TEXT SEGMENT below:
The Higgs boson, which until now was a theoretical
particle, is seen as the key to understanding why matter has mass. It is mass
that combines with gravity to give an object weight. The idea is much like
gravity and Isaac Newton’s discovery of it. Gravity existed even before Newton explained it. But
now scientists see something much like the Higgs boson and can put that
knowledge to further use.
A five sigma, that translates into over 99 per cent
certainty of discovery, is required before a particle is declared as being
discovered. Plus, the Higgs is believed to lurk at the lower ends of the energy
spectrum – between 120 and 140 GeV.
India’s Footprints
As all eyes are
on the CERN, Indian scientific and technological contributions are among the
many that keep the world’s biggest particle physics laboratory buzzing. There
is an intrinsic Indian connection to what is happening at CERN — Satyendra Nath
Bose, a contemporary of Albert Einstein. It is Bose after whom the subatomic
particle boson is named.
His study changed
the way particle physics has been studied ever since. The Higgs Boson is a
particle that is theoretically the reason why all matter in the universe has
mass.
Bose's work on Quantum Mechanics was adopted by
Einstein, who extended it to the concept of the Bose-Einstein condensate – a dense
collection of bosons, subatomic particles with integer spin. For the past 50
years, finding the missing Higgs was one of the most puzzling riddles of
Quantum Physics, and led scientists to set up the 3 billion euros LHC.
The 27-km looped pipe set up in a tunnel 100 meters
underground on the Switzerland-France border created artificially simulated
conditions similar to the Big Bang, triggering collisions between accelerated
particles.
In the LHC experiment, two beams of protons are fired
in opposite directions to smash millions of particles into each other every
second, a set up that recreates conditions that existed a fraction of a second
after the Big Bang. This is the time when the Higgs field is believed to have
come into play. The Higgs particles are believed to have transferred mass to
the millions of other particles in the process of creation of the universe.
The scientists then look into conditions that might
point to the existence of the mysterious particle. As the Higgs cannot be seen,
its existence is only to be inferred from circumstances.
End of TEXT SEGMENT.
INFORMATION GIVEN below:
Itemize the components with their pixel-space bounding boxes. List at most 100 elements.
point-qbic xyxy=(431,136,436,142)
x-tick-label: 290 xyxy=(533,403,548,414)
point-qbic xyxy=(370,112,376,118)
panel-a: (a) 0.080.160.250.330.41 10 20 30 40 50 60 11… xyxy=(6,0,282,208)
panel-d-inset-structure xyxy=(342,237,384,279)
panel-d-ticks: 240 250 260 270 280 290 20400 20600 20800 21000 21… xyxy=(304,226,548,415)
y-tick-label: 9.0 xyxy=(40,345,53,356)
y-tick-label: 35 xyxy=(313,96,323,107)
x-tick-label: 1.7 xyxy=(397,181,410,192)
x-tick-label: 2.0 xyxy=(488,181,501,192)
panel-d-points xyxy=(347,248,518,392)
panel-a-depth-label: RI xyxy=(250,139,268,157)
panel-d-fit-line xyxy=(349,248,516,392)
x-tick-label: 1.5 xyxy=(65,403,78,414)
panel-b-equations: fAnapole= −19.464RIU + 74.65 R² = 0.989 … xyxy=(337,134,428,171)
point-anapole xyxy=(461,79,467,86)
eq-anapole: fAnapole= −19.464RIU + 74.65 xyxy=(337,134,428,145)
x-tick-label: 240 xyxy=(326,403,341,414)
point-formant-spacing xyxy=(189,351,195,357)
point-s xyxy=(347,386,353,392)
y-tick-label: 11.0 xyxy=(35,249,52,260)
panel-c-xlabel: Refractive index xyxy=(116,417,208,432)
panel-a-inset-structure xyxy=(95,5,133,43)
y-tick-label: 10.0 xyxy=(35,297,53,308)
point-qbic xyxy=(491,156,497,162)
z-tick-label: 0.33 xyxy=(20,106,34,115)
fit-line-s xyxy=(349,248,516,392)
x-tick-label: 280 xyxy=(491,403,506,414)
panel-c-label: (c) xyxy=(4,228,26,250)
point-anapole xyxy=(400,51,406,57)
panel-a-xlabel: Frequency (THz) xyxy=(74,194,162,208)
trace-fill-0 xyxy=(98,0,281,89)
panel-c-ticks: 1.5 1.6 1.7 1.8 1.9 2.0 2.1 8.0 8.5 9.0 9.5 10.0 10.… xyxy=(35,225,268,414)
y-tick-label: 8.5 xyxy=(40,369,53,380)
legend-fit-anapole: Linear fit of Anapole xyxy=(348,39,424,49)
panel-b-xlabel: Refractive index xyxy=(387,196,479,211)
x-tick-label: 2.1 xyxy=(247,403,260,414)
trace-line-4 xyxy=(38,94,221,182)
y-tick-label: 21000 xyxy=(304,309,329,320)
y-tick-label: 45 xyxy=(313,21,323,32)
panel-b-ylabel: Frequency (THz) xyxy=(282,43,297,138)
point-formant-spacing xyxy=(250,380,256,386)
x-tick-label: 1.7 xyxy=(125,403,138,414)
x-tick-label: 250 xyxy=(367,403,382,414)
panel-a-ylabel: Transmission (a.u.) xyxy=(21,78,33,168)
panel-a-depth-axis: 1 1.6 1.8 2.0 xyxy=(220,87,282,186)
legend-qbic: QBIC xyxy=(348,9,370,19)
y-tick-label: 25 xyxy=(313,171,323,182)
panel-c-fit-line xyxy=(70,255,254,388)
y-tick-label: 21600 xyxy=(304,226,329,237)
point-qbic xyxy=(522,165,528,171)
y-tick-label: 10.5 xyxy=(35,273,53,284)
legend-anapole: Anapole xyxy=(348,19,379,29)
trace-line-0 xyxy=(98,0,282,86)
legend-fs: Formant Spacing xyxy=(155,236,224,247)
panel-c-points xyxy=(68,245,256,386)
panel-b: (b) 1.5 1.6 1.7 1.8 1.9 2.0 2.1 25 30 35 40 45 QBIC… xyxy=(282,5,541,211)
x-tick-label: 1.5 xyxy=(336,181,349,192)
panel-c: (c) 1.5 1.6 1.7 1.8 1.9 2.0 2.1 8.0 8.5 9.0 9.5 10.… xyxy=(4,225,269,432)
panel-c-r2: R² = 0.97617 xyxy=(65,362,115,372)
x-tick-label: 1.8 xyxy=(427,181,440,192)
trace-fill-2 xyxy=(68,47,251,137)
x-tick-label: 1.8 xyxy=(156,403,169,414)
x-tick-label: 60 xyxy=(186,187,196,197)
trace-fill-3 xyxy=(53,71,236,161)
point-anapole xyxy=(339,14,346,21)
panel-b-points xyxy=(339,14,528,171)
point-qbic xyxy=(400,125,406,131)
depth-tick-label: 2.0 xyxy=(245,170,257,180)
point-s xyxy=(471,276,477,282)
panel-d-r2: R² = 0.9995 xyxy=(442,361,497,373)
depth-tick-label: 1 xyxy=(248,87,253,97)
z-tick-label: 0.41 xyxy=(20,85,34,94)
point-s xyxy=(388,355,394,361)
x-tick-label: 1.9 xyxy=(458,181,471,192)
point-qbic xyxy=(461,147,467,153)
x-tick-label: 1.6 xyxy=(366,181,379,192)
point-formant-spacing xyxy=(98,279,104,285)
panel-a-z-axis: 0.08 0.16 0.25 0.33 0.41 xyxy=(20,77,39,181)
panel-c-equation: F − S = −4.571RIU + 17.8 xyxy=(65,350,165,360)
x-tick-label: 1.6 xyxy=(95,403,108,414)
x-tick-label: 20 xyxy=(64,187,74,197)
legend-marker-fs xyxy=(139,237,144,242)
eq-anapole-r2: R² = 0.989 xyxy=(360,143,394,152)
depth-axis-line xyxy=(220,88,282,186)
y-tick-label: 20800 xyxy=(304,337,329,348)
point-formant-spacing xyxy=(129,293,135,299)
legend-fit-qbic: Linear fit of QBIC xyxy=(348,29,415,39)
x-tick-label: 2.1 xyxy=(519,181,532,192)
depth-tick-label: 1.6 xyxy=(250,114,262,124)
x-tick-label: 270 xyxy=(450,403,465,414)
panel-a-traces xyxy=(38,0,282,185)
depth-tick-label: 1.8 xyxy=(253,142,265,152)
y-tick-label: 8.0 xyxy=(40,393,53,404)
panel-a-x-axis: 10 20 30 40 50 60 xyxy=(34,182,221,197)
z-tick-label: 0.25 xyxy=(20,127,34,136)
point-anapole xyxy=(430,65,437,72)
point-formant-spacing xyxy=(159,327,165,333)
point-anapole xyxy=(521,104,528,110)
End of INFORMATION GIVEN.
TASK REQUIREMENTS: Continue the article on the search for the Higgs boson, starting after its last sentence. The entries come from a different source than the text.

RESPONSE AREA:
Moreover, the
Saha Institute of Nuclear Physics (SINP) said in Kolkata that its scientists
had made significant contributions to the development of the CMS experiments at
CERN. This led to the observation of the new particle at 125.3 GeV, consistent
with a Higgs Boson as predicted by the Standard Model of Particle Physics. It
will require more data and intense scrutiny to establish these findings beyond
any doubt.
The core CMS team
of the SINP had five faculty members — group leader Prof. Sunanda Banerjee,
Prof. Satyaki Bhattacharya, Prof. Suchandra Datta, Prof. Subir Sarkar and Prof.
Manoj Saran.
Most of the team
members had worked for more than a decade with the CMS experiment with notable
contributions in the development of the experiment right from the early stage
and were actively participating in the analysis of the incoming data.
Standard Model
The Standard Model -- a hypothesis devised in the
1970s to explain the events after the Big Bang – identifies the building blocks
for matter.
Finding the Higgs particle would validate the
Standard Model that is a hugely successful theory but has several gaps, the
biggest of which is why some particles have mass but others do not. Without the
Higgs boson, the universe could not exist, as everything would behave as light
does, floating freely and not combining with anything else, the scientists
believe.
CERN's data was kept closely guarded but just before
the official announcement a video from the CERN center that mistakenly found
its way on the web, appeared to have given away the secret.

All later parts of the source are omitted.